**PROMPT:**
The entries below should be output exactly as written.

**AVAILABLE DATA:**
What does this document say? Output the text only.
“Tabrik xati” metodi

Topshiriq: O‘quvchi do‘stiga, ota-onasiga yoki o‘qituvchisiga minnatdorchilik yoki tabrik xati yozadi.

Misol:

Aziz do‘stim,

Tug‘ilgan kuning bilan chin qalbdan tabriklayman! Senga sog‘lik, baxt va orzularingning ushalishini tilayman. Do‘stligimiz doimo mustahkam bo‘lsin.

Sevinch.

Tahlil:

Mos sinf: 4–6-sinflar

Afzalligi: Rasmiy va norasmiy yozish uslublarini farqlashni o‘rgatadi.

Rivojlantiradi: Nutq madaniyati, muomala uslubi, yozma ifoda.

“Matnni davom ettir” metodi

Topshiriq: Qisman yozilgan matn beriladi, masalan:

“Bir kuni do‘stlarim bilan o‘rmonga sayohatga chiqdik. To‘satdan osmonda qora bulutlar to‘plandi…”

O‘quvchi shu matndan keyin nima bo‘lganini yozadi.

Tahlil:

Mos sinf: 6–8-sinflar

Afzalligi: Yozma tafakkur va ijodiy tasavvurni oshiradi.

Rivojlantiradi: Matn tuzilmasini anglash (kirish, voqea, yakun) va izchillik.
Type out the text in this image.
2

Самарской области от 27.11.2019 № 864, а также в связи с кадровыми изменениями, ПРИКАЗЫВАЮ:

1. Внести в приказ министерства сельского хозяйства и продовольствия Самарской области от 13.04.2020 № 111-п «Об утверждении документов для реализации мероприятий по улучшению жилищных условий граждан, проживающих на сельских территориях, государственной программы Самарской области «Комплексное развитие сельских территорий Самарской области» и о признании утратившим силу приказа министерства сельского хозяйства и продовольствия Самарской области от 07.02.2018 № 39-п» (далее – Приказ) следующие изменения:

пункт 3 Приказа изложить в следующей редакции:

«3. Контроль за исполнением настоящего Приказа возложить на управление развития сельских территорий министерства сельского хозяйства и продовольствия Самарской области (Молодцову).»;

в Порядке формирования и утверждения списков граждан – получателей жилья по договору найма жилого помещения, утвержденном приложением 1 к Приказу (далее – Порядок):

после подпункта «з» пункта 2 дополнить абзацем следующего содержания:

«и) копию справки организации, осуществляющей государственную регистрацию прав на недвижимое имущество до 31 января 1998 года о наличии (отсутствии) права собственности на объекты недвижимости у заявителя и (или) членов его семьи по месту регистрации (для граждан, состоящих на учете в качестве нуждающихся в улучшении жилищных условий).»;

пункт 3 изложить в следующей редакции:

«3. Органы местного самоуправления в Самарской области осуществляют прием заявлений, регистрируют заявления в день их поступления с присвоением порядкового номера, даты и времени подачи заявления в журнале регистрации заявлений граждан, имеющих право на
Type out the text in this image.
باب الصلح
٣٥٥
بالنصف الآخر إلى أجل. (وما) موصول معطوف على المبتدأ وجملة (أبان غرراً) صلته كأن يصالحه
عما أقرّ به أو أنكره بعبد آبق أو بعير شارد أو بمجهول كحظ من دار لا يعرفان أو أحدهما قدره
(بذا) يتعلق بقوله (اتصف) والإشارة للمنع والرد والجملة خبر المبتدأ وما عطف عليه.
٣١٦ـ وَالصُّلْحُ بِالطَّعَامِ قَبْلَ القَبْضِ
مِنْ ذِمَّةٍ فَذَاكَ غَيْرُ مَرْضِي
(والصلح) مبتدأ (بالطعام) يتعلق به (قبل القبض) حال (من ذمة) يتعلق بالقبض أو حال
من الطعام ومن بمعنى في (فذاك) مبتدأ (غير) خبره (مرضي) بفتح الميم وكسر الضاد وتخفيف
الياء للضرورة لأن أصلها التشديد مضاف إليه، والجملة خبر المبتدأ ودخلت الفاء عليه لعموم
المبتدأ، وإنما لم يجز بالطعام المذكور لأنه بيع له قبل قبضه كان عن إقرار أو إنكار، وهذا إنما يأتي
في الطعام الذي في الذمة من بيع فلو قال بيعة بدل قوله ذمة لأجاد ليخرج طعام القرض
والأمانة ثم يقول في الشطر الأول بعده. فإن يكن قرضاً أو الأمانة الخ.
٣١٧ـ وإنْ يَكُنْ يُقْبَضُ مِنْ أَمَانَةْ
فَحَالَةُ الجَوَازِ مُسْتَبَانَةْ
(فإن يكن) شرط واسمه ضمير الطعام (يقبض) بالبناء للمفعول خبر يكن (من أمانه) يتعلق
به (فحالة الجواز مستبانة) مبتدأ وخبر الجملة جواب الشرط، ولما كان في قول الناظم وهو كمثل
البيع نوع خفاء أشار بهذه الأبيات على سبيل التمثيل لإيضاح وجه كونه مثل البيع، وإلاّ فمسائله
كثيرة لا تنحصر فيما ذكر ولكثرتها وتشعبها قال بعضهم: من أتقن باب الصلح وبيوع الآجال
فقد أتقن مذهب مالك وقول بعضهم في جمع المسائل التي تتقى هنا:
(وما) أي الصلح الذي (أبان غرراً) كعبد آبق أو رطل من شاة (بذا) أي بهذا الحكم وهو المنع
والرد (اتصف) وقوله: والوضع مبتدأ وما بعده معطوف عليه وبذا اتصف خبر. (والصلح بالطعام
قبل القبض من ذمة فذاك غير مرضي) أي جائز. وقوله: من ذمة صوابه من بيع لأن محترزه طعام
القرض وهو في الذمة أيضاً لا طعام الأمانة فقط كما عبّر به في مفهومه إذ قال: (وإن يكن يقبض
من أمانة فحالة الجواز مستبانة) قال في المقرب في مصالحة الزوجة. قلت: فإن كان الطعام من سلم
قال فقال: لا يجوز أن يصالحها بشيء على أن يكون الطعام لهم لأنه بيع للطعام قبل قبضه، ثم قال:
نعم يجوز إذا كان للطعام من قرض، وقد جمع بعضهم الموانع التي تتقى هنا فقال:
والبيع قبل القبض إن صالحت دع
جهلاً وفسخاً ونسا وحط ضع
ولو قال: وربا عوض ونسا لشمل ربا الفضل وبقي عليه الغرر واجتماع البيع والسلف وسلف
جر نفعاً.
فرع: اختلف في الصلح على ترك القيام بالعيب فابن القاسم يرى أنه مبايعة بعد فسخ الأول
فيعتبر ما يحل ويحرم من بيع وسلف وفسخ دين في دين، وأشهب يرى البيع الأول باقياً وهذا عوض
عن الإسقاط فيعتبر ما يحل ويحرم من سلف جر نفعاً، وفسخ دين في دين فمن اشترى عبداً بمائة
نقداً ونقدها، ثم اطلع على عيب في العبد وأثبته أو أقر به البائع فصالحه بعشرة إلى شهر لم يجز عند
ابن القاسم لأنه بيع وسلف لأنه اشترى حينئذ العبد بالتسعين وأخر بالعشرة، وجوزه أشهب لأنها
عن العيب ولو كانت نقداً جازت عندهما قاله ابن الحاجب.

**EXERCISE OUTPUT:**
What does this document say? Output the text only.
“Tabrik xati” metodi

Topshiriq: O‘quvchi do‘stiga, ota-onasiga yoki o‘qituvchisiga minnatdorchilik yoki tabrik xati yozadi.

Misol:

Aziz do‘stim,

Tug‘ilgan kuning bilan chin qalbdan tabriklayman! Senga sog‘lik, baxt va orzularingning ushalishini tilayman. Do‘stligimiz doimo mustahkam bo‘lsin.

Sevinch.

Tahlil:

Mos sinf: 4–6-sinflar

Afzalligi: Rasmiy va norasmiy yozish uslublarini farqlashni o‘rgatadi.

Rivojlantiradi: Nutq madaniyati, muomala uslubi, yozma ifoda.

“Matnni davom ettir” metodi

Topshiriq: Qisman yozilgan matn beriladi, masalan:

“Bir kuni do‘stlarim bilan o‘rmonga sayohatga chiqdik. To‘satdan osmonda qora bulutlar to‘plandi…”

O‘quvchi shu matndan keyin nima bo‘lganini yozadi.

Tahlil:

Mos sinf: 6–8-sinflar

Afzalligi: Yozma tafakkur va ijodiy tasavvurni oshiradi.

Rivojlantiradi: Matn tuzilmasini anglash (kirish, voqea, yakun) va izchillik.
Type out the text in this image.
2

Самарской области от 27.11.2019 № 864, а также в связи с кадровыми изменениями, ПРИКАЗЫВАЮ:

1. Внести в приказ министерства сельского хозяйства и продовольствия Самарской области от 13.04.2020 № 111-п «Об утверждении документов для реализации мероприятий по улучшению жилищных условий граждан, проживающих на сельских территориях, государственной программы Самарской области «Комплексное развитие сельских территорий Самарской области» и о признании утратившим силу приказа министерства сельского хозяйства и продовольствия Самарской области от 07.02.2018 № 39-п» (далее – Приказ) следующие изменения:

пункт 3 Приказа изложить в следующей редакции:

«3. Контроль за исполнением настоящего Приказа возложить на управление развития сельских территорий министерства сельского хозяйства и продовольствия Самарской области (Молодцову).»;

в Порядке формирования и утверждения списков граждан – получателей жилья по договору найма жилого помещения, утвержденном приложением 1 к Приказу (далее – Порядок):

после подпункта «з» пункта 2 дополнить абзацем следующего содержания:

«и) копию справки организации, осуществляющей государственную регистрацию прав на недвижимое имущество до 31 января 1998 года о наличии (отсутствии) права собственности на объекты недвижимости у заявителя и (или) членов его семьи по месту регистрации (для граждан, состоящих на учете в качестве нуждающихся в улучшении жилищных условий).»;

пункт 3 изложить в следующей редакции:

«3. Органы местного самоуправления в Самарской области осуществляют прием заявлений, регистрируют заявления в день их поступления с присвоением порядкового номера, даты и времени подачи заявления в журнале регистрации заявлений граждан, имеющих право на
Type out the text in this image.
باب الصلح
٣٥٥
بالنصف الآخر إلى أجل. (وما) موصول معطوف على المبتدأ وجملة (أبان غرراً) صلته كأن يصالحه
عما أقرّ به أو أنكره بعبد آبق أو بعير شارد أو بمجهول كحظ من دار لا يعرفان أو أحدهما قدره
(بذا) يتعلق بقوله (اتصف) والإشارة للمنع والرد والجملة خبر المبتدأ وما عطف عليه.
٣١٦ـ وَالصُّلْحُ بِالطَّعَامِ قَبْلَ القَبْضِ
مِنْ ذِمَّةٍ فَذَاكَ غَيْرُ مَرْضِي
(والصلح) مبتدأ (بالطعام) يتعلق به (قبل القبض) حال (من ذمة) يتعلق بالقبض أو حال
من الطعام ومن بمعنى في (فذاك) مبتدأ (غير) خبره (مرضي) بفتح الميم وكسر الضاد وتخفيف
الياء للضرورة لأن أصلها التشديد مضاف إليه، والجملة خبر المبتدأ ودخلت الفاء عليه لعموم
المبتدأ، وإنما لم يجز بالطعام المذكور لأنه بيع له قبل قبضه كان عن إقرار أو إنكار، وهذا إنما يأتي
في الطعام الذي في الذمة من بيع فلو قال بيعة بدل قوله ذمة لأجاد ليخرج طعام القرض
والأمانة ثم يقول في الشطر الأول بعده. فإن يكن قرضاً أو الأمانة الخ.
٣١٧ـ وإنْ يَكُنْ يُقْبَضُ مِنْ أَمَانَةْ
فَحَالَةُ الجَوَازِ مُسْتَبَانَةْ
(فإن يكن) شرط واسمه ضمير الطعام (يقبض) بالبناء للمفعول خبر يكن (من أمانه) يتعلق
به (فحالة الجواز مستبانة) مبتدأ وخبر الجملة جواب الشرط، ولما كان في قول الناظم وهو كمثل
البيع نوع خفاء أشار بهذه الأبيات على سبيل التمثيل لإيضاح وجه كونه مثل البيع، وإلاّ فمسائله
كثيرة لا تنحصر فيما ذكر ولكثرتها وتشعبها قال بعضهم: من أتقن باب الصلح وبيوع الآجال
فقد أتقن مذهب مالك وقول بعضهم في جمع المسائل التي تتقى هنا:
(وما) أي الصلح الذي (أبان غرراً) كعبد آبق أو رطل من شاة (بذا) أي بهذا الحكم وهو المنع
والرد (اتصف) وقوله: والوضع مبتدأ وما بعده معطوف عليه وبذا اتصف خبر. (والصلح بالطعام
قبل القبض من ذمة فذاك غير مرضي) أي جائز. وقوله: من ذمة صوابه من بيع لأن محترزه طعام
القرض وهو في الذمة أيضاً لا طعام الأمانة فقط كما عبّر به في مفهومه إذ قال: (وإن يكن يقبض
من أمانة فحالة الجواز مستبانة) قال في المقرب في مصالحة الزوجة. قلت: فإن كان الطعام من سلم
قال فقال: لا يجوز أن يصالحها بشيء على أن يكون الطعام لهم لأنه بيع للطعام قبل قبضه، ثم قال:
نعم يجوز إذا كان للطعام من قرض، وقد جمع بعضهم الموانع التي تتقى هنا فقال:
والبيع قبل القبض إن صالحت دع
جهلاً وفسخاً ونسا وحط ضع
ولو قال: وربا عوض ونسا لشمل ربا الفضل وبقي عليه الغرر واجتماع البيع والسلف وسلف
جر نفعاً.
فرع: اختلف في الصلح على ترك القيام بالعيب فابن القاسم يرى أنه مبايعة بعد فسخ الأول
فيعتبر ما يحل ويحرم من بيع وسلف وفسخ دين في دين، وأشهب يرى البيع الأول باقياً وهذا عوض
عن الإسقاط فيعتبر ما يحل ويحرم من سلف جر نفعاً، وفسخ دين في دين فمن اشترى عبداً بمائة
نقداً ونقدها، ثم اطلع على عيب في العبد وأثبته أو أقر به البائع فصالحه بعشرة إلى شهر لم يجز عند
ابن القاسم لأنه بيع وسلف لأنه اشترى حينئذ العبد بالتسعين وأخر بالعشرة، وجوزه أشهب لأنها
عن العيب ولو كانت نقداً جازت عندهما قاله ابن الحاجب.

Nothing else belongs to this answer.